PROBLEM TO SOLVE >> Repeat the data verbatim.

SOURCE MATERIAL >>

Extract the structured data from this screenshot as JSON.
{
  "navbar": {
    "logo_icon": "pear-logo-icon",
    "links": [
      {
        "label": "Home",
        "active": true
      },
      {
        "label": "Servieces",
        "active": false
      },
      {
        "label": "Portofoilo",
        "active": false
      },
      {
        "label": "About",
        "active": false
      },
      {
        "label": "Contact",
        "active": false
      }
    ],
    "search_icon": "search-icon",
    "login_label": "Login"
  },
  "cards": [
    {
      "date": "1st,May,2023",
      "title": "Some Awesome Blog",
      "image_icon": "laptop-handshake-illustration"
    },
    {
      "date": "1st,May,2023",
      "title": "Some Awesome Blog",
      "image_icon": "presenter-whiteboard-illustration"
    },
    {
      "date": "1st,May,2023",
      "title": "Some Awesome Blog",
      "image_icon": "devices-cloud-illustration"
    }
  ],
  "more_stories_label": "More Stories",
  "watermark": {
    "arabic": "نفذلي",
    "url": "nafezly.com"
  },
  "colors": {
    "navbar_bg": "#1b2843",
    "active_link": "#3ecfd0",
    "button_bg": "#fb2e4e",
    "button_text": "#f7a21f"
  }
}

RESPONSE TO THE TASK >>
Extract the structured data from this screenshot as JSON.
{
  "navbar": {
    "logo_icon": "pear-logo-icon",
    "links": [
      {
        "label": "Home",
        "active": true
      },
      {
        "label": "Servieces",
        "active": false
      },
      {
        "label": "Portofoilo",
        "active": false
      },
      {
        "label": "About",
        "active": false
      },
      {
        "label": "Contact",
        "active": false
      }
    ],
    "search_icon": "search-icon",
    "login_label": "Login"
  },
  "cards": [
    {
      "date": "1st,May,2023",
      "title": "Some Awesome Blog",
      "image_icon": "laptop-handshake-illustration"
    },
    {
      "date": "1st,May,2023",
      "title": "Some Awesome Blog",
      "image_icon": "presenter-whiteboard-illustration"
    },
    {
      "date": "1st,May,2023",
      "title": "Some Awesome Blog",
      "image_icon": "devices-cloud-illustration"
    }
  ],
  "more_stories_label": "More Stories",
  "watermark": {
    "arabic": "نفذلي",
    "url": "nafezly.com"
  },
  "colors": {
    "navbar_bg": "#1b2843",
    "active_link": "#3ecfd0",
    "button_bg": "#fb2e4e",
    "button_text": "#f7a21f"
  }
}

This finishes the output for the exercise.